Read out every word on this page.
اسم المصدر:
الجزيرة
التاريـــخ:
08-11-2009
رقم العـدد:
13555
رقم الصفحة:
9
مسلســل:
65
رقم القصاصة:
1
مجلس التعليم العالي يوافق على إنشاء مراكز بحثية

#### The request
Each record above should be repeated exactly as it appears.

#### Solution to the exercise
Read out every word on this page.
اسم المصدر:
الجزيرة
التاريـــخ:
08-11-2009
رقم العـدد:
13555
رقم الصفحة:
9
مسلســل:
65
رقم القصاصة:
1
مجلس التعليم العالي يوافق على إنشاء مراكز بحثية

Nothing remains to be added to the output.